* [Given records]:
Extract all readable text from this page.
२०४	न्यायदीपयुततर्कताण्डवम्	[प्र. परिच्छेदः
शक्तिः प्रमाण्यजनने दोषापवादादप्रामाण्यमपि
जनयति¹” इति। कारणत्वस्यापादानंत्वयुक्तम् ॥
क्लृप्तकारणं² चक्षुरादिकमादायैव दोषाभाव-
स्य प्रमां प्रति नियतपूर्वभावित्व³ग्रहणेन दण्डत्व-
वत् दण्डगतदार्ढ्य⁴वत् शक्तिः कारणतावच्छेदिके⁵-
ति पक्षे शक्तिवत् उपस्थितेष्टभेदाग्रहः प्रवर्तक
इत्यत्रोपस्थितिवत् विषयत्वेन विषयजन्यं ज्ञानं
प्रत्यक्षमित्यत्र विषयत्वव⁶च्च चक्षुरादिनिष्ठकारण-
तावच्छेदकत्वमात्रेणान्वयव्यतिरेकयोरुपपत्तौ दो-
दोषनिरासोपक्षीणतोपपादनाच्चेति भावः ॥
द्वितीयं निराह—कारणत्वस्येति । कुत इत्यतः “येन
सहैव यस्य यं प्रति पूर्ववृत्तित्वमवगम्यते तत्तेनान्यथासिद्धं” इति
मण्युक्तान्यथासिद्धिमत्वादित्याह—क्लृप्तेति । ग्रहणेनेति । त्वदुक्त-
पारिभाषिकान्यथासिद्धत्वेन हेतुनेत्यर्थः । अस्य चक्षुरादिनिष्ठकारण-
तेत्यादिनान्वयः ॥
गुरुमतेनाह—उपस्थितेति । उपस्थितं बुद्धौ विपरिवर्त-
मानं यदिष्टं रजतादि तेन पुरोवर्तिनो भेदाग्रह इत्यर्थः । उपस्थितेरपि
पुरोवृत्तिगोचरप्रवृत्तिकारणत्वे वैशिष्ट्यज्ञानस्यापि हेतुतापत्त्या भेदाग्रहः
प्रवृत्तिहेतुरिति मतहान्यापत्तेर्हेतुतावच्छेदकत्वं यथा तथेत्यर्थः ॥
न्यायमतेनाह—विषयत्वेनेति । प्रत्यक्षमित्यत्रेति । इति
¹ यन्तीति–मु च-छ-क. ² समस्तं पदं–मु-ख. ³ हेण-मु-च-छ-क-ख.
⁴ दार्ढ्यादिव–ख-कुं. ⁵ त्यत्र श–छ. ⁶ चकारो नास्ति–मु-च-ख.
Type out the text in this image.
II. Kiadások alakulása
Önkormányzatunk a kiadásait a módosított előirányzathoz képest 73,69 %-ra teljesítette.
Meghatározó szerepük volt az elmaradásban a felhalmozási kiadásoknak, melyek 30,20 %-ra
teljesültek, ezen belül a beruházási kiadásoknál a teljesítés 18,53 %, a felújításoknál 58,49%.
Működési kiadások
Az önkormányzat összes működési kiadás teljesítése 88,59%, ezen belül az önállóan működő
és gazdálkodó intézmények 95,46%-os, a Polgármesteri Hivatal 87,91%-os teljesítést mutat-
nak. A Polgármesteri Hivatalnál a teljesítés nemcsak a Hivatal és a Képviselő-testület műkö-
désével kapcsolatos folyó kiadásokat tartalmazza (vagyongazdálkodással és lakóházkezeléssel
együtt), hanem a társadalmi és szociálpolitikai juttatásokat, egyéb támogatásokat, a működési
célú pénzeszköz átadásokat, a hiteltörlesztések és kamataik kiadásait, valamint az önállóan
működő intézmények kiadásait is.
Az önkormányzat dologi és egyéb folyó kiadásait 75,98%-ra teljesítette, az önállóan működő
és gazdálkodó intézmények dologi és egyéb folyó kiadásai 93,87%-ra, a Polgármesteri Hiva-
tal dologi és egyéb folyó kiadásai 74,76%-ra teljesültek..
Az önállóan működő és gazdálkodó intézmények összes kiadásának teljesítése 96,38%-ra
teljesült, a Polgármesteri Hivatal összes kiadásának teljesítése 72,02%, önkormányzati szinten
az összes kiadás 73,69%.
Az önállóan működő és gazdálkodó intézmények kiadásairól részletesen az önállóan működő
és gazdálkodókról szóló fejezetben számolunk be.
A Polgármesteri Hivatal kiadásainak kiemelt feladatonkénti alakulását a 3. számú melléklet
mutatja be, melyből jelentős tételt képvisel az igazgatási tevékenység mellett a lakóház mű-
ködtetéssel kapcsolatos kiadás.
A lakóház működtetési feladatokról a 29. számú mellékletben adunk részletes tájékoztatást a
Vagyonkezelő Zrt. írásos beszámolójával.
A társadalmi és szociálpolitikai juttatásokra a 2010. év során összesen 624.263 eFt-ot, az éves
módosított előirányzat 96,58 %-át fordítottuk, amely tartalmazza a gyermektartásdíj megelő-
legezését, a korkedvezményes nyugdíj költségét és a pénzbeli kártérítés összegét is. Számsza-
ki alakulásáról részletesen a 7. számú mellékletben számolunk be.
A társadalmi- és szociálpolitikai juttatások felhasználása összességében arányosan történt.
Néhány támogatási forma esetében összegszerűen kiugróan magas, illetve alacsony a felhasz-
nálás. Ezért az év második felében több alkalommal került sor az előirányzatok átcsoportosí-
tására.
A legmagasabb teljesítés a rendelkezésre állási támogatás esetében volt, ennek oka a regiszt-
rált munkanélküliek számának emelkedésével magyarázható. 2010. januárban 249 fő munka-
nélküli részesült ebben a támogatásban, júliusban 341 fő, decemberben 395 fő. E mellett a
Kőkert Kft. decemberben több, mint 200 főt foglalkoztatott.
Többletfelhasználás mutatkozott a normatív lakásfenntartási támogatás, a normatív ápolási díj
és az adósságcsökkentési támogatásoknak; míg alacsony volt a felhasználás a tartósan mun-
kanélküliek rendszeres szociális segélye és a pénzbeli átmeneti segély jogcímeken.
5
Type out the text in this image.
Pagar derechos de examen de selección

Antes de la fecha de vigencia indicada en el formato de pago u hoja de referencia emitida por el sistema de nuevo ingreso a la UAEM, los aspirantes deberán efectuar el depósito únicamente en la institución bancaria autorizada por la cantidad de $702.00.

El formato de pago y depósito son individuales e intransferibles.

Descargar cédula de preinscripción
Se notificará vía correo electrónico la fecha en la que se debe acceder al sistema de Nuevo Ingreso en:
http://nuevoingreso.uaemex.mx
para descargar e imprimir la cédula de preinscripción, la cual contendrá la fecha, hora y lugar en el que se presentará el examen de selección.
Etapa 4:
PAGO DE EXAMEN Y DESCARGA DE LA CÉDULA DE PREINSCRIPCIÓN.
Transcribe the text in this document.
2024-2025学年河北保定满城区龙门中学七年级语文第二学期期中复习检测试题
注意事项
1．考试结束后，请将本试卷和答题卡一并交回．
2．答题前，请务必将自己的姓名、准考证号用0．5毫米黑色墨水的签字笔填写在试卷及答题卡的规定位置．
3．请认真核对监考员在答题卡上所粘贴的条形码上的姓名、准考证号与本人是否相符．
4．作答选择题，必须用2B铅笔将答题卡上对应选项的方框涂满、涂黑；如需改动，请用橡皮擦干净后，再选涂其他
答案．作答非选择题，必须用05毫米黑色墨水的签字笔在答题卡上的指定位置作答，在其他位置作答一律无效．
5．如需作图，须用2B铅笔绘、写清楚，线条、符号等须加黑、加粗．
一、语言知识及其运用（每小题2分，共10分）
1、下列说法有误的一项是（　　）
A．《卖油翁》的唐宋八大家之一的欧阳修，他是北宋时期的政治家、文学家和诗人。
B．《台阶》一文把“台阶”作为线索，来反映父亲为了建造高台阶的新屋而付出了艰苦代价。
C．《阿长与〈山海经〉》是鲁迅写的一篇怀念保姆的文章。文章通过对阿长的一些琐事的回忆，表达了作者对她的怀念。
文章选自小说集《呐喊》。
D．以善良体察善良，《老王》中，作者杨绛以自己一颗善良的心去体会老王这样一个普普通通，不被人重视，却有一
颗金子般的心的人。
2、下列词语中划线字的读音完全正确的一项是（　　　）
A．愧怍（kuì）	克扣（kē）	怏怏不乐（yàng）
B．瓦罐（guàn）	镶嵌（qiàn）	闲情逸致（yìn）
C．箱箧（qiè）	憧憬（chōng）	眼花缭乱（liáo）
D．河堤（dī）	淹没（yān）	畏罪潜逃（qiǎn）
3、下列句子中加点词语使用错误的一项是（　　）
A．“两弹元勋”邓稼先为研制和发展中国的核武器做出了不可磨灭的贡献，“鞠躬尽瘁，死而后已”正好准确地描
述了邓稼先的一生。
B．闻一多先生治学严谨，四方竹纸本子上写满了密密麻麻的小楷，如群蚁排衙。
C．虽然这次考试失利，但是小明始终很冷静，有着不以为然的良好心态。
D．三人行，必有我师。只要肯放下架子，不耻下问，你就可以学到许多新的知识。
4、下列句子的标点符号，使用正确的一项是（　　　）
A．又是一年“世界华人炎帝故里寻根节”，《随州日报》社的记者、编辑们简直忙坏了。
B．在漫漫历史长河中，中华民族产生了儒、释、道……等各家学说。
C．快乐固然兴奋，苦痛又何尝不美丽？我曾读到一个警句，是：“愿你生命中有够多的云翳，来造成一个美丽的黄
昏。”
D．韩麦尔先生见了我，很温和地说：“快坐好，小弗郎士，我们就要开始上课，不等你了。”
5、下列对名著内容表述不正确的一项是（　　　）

* [Exercise aim]: Find the lines containing "teljesültek" and list every one of them.

* [Solution to this task]:
teljesültek, ezen belül a beruházási kiadásoknál a teljesítés 18,53 %, a felújításoknál 58,49%.
tal dologi és egyéb folyó kiadásai 74,76%-ra teljesültek..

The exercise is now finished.